**Short problem:** Every record should be written out exactly, with the pictures left out.

[Stored entries]

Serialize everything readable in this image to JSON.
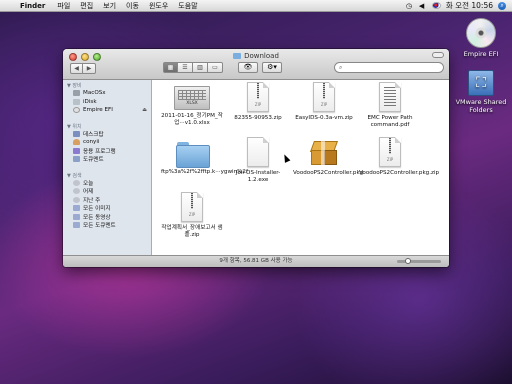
{
  "menubar": {
    "app": "Finder",
    "items": [
      "파일",
      "편집",
      "보기",
      "이동",
      "윈도우",
      "도움말"
    ],
    "clock": "화 오전 10:56"
  },
  "window": {
    "title": "Download",
    "search_placeholder": "",
    "status": "9개 항목, 56.81 GB 사용 가능"
  },
  "sidebar": {
    "sections": [
      {
        "header": "▼ 장비",
        "items": [
          "MacOSx",
          "iDisk",
          "Empire EFI"
        ]
      },
      {
        "header": "▼ 위치",
        "items": [
          "데스크탑",
          "conyii",
          "응용 프로그램",
          "도큐멘트"
        ]
      },
      {
        "header": "▼ 검색",
        "items": [
          "오늘",
          "어제",
          "지난 주",
          "모든 이미지",
          "모든 동영상",
          "모든 도큐멘트"
        ]
      }
    ]
  },
  "files": [
    {
      "label": "2011-01-16_정기PM_작업···v1.0.xlsx",
      "kind": "xlsx",
      "tag": "XLSX"
    },
    {
      "label": "82355-90953.zip",
      "kind": "zip",
      "tag": "ZIP"
    },
    {
      "label": "EasyIDS-0.3a-vm.zip",
      "kind": "zip",
      "tag": "ZIP"
    },
    {
      "label": "EMC Power Path command.pdf",
      "kind": "pdf",
      "tag": ""
    },
    {
      "label": "ftp%3a%2f%2fftp.k···ygwin%2f",
      "kind": "folder",
      "tag": ""
    },
    {
      "label": "Joli-OS-Installer-1.2.exe",
      "kind": "exe",
      "tag": ""
    },
    {
      "label": "VoodooPS2Controller.pkg",
      "kind": "pkg",
      "tag": ""
    },
    {
      "label": "VoodooPS2Controller.pkg.zip",
      "kind": "zip",
      "tag": "ZIP"
    },
    {
      "label": "작업계획서_장애보고서 샘플.zip",
      "kind": "zip",
      "tag": "ZIP"
    }
  ],
  "desktop": [
    {
      "label": "Empire EFI",
      "icon": "cd-icon"
    },
    {
      "label": "VMware Shared Folders",
      "icon": "shared-folder-icon"
    }
  ]
}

**Solution:**
Serialize everything readable in this image to JSON.
{
  "menubar": {
    "app": "Finder",
    "items": [
      "파일",
      "편집",
      "보기",
      "이동",
      "윈도우",
      "도움말"
    ],
    "clock": "화 오전 10:56"
  },
  "window": {
    "title": "Download",
    "search_placeholder": "",
    "status": "9개 항목, 56.81 GB 사용 가능"
  },
  "sidebar": {
    "sections": [
      {
        "header": "▼ 장비",
        "items": [
          "MacOSx",
          "iDisk",
          "Empire EFI"
        ]
      },
      {
        "header": "▼ 위치",
        "items": [
          "데스크탑",
          "conyii",
          "응용 프로그램",
          "도큐멘트"
        ]
      },
      {
        "header": "▼ 검색",
        "items": [
          "오늘",
          "어제",
          "지난 주",
          "모든 이미지",
          "모든 동영상",
          "모든 도큐멘트"
        ]
      }
    ]
  },
  "files": [
    {
      "label": "2011-01-16_정기PM_작업···v1.0.xlsx",
      "kind": "xlsx",
      "tag": "XLSX"
    },
    {
      "label": "82355-90953.zip",
      "kind": "zip",
      "tag": "ZIP"
    },
    {
      "label": "EasyIDS-0.3a-vm.zip",
      "kind": "zip",
      "tag": "ZIP"
    },
    {
      "label": "EMC Power Path command.pdf",
      "kind": "pdf",
      "tag": ""
    },
    {
      "label": "ftp%3a%2f%2fftp.k···ygwin%2f",
      "kind": "folder",
      "tag": ""
    },
    {
      "label": "Joli-OS-Installer-1.2.exe",
      "kind": "exe",
      "tag": ""
    },
    {
      "label": "VoodooPS2Controller.pkg",
      "kind": "pkg",
      "tag": ""
    },
    {
      "label": "VoodooPS2Controller.pkg.zip",
      "kind": "zip",
      "tag": "ZIP"
    },
    {
      "label": "작업계획서_장애보고서 샘플.zip",
      "kind": "zip",
      "tag": "ZIP"
    }
  ],
  "desktop": [
    {
      "label": "Empire EFI",
      "icon": "cd-icon"
    },
    {
      "label": "VMware Shared Folders",
      "icon": "shared-folder-icon"
    }
  ]
}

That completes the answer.